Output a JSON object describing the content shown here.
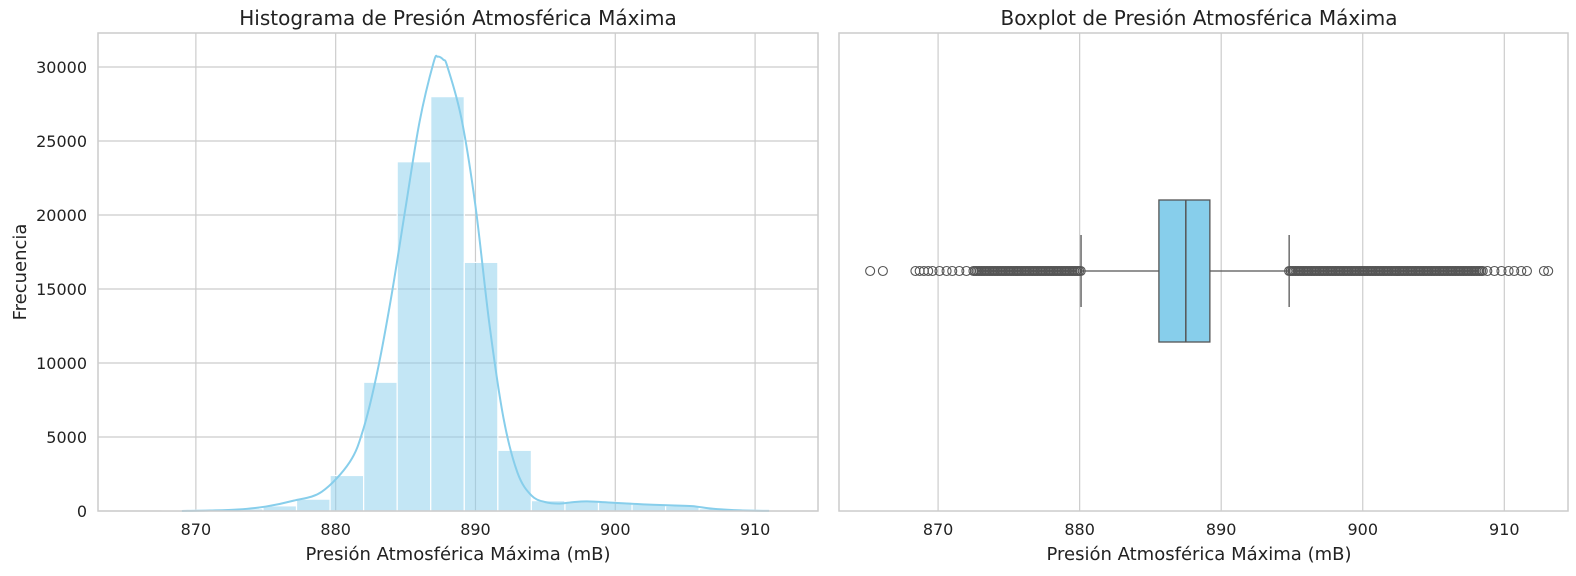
{
  "chart_data": [
    {
      "type": "histogram",
      "title": "Histograma de Presión Atmosférica Máxima",
      "xlabel": "Presión Atmosférica Máxima (mB)",
      "ylabel": "Frecuencia",
      "xlim": [
        863,
        914.5
      ],
      "ylim": [
        0,
        32300
      ],
      "xticks": [
        870,
        880,
        890,
        900,
        910
      ],
      "yticks": [
        0,
        5000,
        10000,
        15000,
        20000,
        25000,
        30000
      ],
      "grid": true,
      "bar_color": "#87ceeb",
      "bin_width": 2.4,
      "bins": [
        {
          "x0": 865.2,
          "x1": 867.6,
          "count": 5
        },
        {
          "x0": 867.6,
          "x1": 870.0,
          "count": 20
        },
        {
          "x0": 870.0,
          "x1": 872.4,
          "count": 60
        },
        {
          "x0": 872.4,
          "x1": 874.8,
          "count": 150
        },
        {
          "x0": 874.8,
          "x1": 877.2,
          "count": 350
        },
        {
          "x0": 877.2,
          "x1": 879.6,
          "count": 800
        },
        {
          "x0": 879.6,
          "x1": 882.0,
          "count": 2400
        },
        {
          "x0": 882.0,
          "x1": 884.4,
          "count": 8700
        },
        {
          "x0": 884.4,
          "x1": 886.8,
          "count": 23600
        },
        {
          "x0": 886.8,
          "x1": 889.2,
          "count": 28000
        },
        {
          "x0": 889.2,
          "x1": 891.6,
          "count": 16800
        },
        {
          "x0": 891.6,
          "x1": 894.0,
          "count": 4100
        },
        {
          "x0": 894.0,
          "x1": 896.4,
          "count": 700
        },
        {
          "x0": 896.4,
          "x1": 898.8,
          "count": 650
        },
        {
          "x0": 898.8,
          "x1": 901.2,
          "count": 600
        },
        {
          "x0": 901.2,
          "x1": 903.6,
          "count": 450
        },
        {
          "x0": 903.6,
          "x1": 906.0,
          "count": 350
        },
        {
          "x0": 906.0,
          "x1": 908.4,
          "count": 150
        },
        {
          "x0": 908.4,
          "x1": 910.8,
          "count": 50
        },
        {
          "x0": 910.8,
          "x1": 913.2,
          "count": 10
        }
      ],
      "kde": [
        [
          869,
          0
        ],
        [
          871,
          30
        ],
        [
          873,
          100
        ],
        [
          875,
          300
        ],
        [
          877,
          700
        ],
        [
          879,
          1300
        ],
        [
          881,
          3300
        ],
        [
          882,
          5600
        ],
        [
          883,
          9500
        ],
        [
          884,
          14600
        ],
        [
          885,
          20500
        ],
        [
          886,
          26300
        ],
        [
          887,
          30300
        ],
        [
          887.3,
          30700
        ],
        [
          887.7,
          30500
        ],
        [
          888,
          30000
        ],
        [
          889,
          26500
        ],
        [
          890,
          20600
        ],
        [
          891,
          12600
        ],
        [
          892,
          6300
        ],
        [
          893,
          2600
        ],
        [
          894,
          1050
        ],
        [
          895,
          600
        ],
        [
          896,
          500
        ],
        [
          897,
          600
        ],
        [
          898,
          650
        ],
        [
          900,
          550
        ],
        [
          902,
          450
        ],
        [
          904,
          380
        ],
        [
          905.5,
          330
        ],
        [
          907,
          150
        ],
        [
          909,
          40
        ],
        [
          911,
          5
        ]
      ]
    },
    {
      "type": "boxplot",
      "title": "Boxplot de Presión Atmosférica Máxima",
      "xlabel": "Presión Atmosférica Máxima (mB)",
      "xlim": [
        863,
        914.5
      ],
      "xticks": [
        870,
        880,
        890,
        900,
        910
      ],
      "grid": true,
      "box_color": "#87ceeb",
      "line_color": "#555555",
      "q1": 885.6,
      "median": 887.5,
      "q3": 889.2,
      "whisker_low": 880.1,
      "whisker_high": 894.8,
      "outlier_range_low": [
        872.5,
        880.1
      ],
      "outlier_range_high": [
        894.8,
        908.5
      ],
      "outliers": [
        865.2,
        866.1,
        868.4,
        868.7,
        869.0,
        869.3,
        869.6,
        870.1,
        870.6,
        871.0,
        871.5,
        872.0,
        908.8,
        909.3,
        909.8,
        910.3,
        910.7,
        911.2,
        911.6,
        912.8,
        913.1
      ]
    }
  ]
}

STATED GOAL — Retype the whole listing, keeping every line identical and omitting all pictures.

TASK OUTPUT —
Output a JSON object describing the content shown here.
{
  "chart_data": [
    {
      "type": "histogram",
      "title": "Histograma de Presión Atmosférica Máxima",
      "xlabel": "Presión Atmosférica Máxima (mB)",
      "ylabel": "Frecuencia",
      "xlim": [
        863,
        914.5
      ],
      "ylim": [
        0,
        32300
      ],
      "xticks": [
        870,
        880,
        890,
        900,
        910
      ],
      "yticks": [
        0,
        5000,
        10000,
        15000,
        20000,
        25000,
        30000
      ],
      "grid": true,
      "bar_color": "#87ceeb",
      "bin_width": 2.4,
      "bins": [
        {
          "x0": 865.2,
          "x1": 867.6,
          "count": 5
        },
        {
          "x0": 867.6,
          "x1": 870.0,
          "count": 20
        },
        {
          "x0": 870.0,
          "x1": 872.4,
          "count": 60
        },
        {
          "x0": 872.4,
          "x1": 874.8,
          "count": 150
        },
        {
          "x0": 874.8,
          "x1": 877.2,
          "count": 350
        },
        {
          "x0": 877.2,
          "x1": 879.6,
          "count": 800
        },
        {
          "x0": 879.6,
          "x1": 882.0,
          "count": 2400
        },
        {
          "x0": 882.0,
          "x1": 884.4,
          "count": 8700
        },
        {
          "x0": 884.4,
          "x1": 886.8,
          "count": 23600
        },
        {
          "x0": 886.8,
          "x1": 889.2,
          "count": 28000
        },
        {
          "x0": 889.2,
          "x1": 891.6,
          "count": 16800
        },
        {
          "x0": 891.6,
          "x1": 894.0,
          "count": 4100
        },
        {
          "x0": 894.0,
          "x1": 896.4,
          "count": 700
        },
        {
          "x0": 896.4,
          "x1": 898.8,
          "count": 650
        },
        {
          "x0": 898.8,
          "x1": 901.2,
          "count": 600
        },
        {
          "x0": 901.2,
          "x1": 903.6,
          "count": 450
        },
        {
          "x0": 903.6,
          "x1": 906.0,
          "count": 350
        },
        {
          "x0": 906.0,
          "x1": 908.4,
          "count": 150
        },
        {
          "x0": 908.4,
          "x1": 910.8,
          "count": 50
        },
        {
          "x0": 910.8,
          "x1": 913.2,
          "count": 10
        }
      ],
      "kde": [
        [
          869,
          0
        ],
        [
          871,
          30
        ],
        [
          873,
          100
        ],
        [
          875,
          300
        ],
        [
          877,
          700
        ],
        [
          879,
          1300
        ],
        [
          881,
          3300
        ],
        [
          882,
          5600
        ],
        [
          883,
          9500
        ],
        [
          884,
          14600
        ],
        [
          885,
          20500
        ],
        [
          886,
          26300
        ],
        [
          887,
          30300
        ],
        [
          887.3,
          30700
        ],
        [
          887.7,
          30500
        ],
        [
          888,
          30000
        ],
        [
          889,
          26500
        ],
        [
          890,
          20600
        ],
        [
          891,
          12600
        ],
        [
          892,
          6300
        ],
        [
          893,
          2600
        ],
        [
          894,
          1050
        ],
        [
          895,
          600
        ],
        [
          896,
          500
        ],
        [
          897,
          600
        ],
        [
          898,
          650
        ],
        [
          900,
          550
        ],
        [
          902,
          450
        ],
        [
          904,
          380
        ],
        [
          905.5,
          330
        ],
        [
          907,
          150
        ],
        [
          909,
          40
        ],
        [
          911,
          5
        ]
      ]
    },
    {
      "type": "boxplot",
      "title": "Boxplot de Presión Atmosférica Máxima",
      "xlabel": "Presión Atmosférica Máxima (mB)",
      "xlim": [
        863,
        914.5
      ],
      "xticks": [
        870,
        880,
        890,
        900,
        910
      ],
      "grid": true,
      "box_color": "#87ceeb",
      "line_color": "#555555",
      "q1": 885.6,
      "median": 887.5,
      "q3": 889.2,
      "whisker_low": 880.1,
      "whisker_high": 894.8,
      "outlier_range_low": [
        872.5,
        880.1
      ],
      "outlier_range_high": [
        894.8,
        908.5
      ],
      "outliers": [
        865.2,
        866.1,
        868.4,
        868.7,
        869.0,
        869.3,
        869.6,
        870.1,
        870.6,
        871.0,
        871.5,
        872.0,
        908.8,
        909.3,
        909.8,
        910.3,
        910.7,
        911.2,
        911.6,
        912.8,
        913.1
      ]
    }
  ]
}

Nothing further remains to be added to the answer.